> _DIRECTIONS_
Collect every line of the records below that contains the word "PART".

> _DATA LISTING_
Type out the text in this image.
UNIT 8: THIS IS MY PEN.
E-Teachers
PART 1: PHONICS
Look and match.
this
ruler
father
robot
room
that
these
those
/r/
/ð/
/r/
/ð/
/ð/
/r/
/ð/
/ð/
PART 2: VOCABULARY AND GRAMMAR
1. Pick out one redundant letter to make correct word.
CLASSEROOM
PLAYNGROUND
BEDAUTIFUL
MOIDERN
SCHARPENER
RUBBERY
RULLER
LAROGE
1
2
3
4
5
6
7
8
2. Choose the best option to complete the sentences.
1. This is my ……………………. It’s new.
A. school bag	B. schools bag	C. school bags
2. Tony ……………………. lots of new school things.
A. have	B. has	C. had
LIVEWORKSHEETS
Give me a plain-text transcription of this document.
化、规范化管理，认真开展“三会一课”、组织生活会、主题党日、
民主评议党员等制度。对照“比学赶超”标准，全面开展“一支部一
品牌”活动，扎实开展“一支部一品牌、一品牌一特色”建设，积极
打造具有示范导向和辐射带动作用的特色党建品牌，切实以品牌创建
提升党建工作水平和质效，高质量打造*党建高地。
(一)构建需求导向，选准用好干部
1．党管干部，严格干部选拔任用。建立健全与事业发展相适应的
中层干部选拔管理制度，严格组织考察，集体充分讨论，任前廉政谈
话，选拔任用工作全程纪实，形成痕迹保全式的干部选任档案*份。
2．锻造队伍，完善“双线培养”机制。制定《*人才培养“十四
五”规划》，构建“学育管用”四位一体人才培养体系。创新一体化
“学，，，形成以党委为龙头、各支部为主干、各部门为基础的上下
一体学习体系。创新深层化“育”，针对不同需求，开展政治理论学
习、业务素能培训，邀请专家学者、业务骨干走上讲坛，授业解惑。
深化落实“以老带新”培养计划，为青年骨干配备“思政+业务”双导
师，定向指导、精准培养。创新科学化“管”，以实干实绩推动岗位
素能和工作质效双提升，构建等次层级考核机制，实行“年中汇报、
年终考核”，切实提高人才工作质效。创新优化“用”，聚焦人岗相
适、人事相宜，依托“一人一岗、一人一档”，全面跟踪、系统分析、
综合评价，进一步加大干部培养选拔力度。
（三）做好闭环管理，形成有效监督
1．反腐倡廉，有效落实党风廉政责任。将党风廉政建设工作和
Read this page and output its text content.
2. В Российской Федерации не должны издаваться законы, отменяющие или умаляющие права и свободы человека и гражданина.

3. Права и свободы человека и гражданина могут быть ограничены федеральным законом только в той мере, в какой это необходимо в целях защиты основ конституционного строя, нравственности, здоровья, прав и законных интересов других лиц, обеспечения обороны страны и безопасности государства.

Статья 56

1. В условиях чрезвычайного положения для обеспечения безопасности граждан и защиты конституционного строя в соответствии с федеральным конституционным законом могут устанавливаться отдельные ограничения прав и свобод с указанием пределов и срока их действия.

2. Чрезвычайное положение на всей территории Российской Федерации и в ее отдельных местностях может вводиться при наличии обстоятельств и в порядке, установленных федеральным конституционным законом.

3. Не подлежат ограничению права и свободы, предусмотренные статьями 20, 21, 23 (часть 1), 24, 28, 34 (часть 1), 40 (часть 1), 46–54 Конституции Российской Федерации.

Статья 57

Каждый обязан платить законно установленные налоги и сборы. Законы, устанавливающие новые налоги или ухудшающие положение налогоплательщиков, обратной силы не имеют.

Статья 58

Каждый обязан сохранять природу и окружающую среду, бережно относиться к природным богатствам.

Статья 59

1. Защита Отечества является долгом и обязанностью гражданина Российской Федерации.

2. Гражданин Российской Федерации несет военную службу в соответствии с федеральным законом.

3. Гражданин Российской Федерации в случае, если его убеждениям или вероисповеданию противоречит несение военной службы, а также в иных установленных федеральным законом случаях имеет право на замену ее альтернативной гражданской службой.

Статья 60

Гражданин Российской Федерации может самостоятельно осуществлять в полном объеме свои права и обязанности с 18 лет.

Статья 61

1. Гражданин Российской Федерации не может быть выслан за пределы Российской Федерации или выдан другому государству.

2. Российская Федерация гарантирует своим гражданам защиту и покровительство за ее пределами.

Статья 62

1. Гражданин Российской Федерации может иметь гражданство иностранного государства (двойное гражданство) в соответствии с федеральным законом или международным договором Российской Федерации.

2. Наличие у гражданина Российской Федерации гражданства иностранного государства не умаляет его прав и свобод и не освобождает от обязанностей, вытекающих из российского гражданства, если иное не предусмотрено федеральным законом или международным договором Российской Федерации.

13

> _FULL OUTPUT_
PART 1: PHONICS
PART 2: VOCABULARY AND GRAMMAR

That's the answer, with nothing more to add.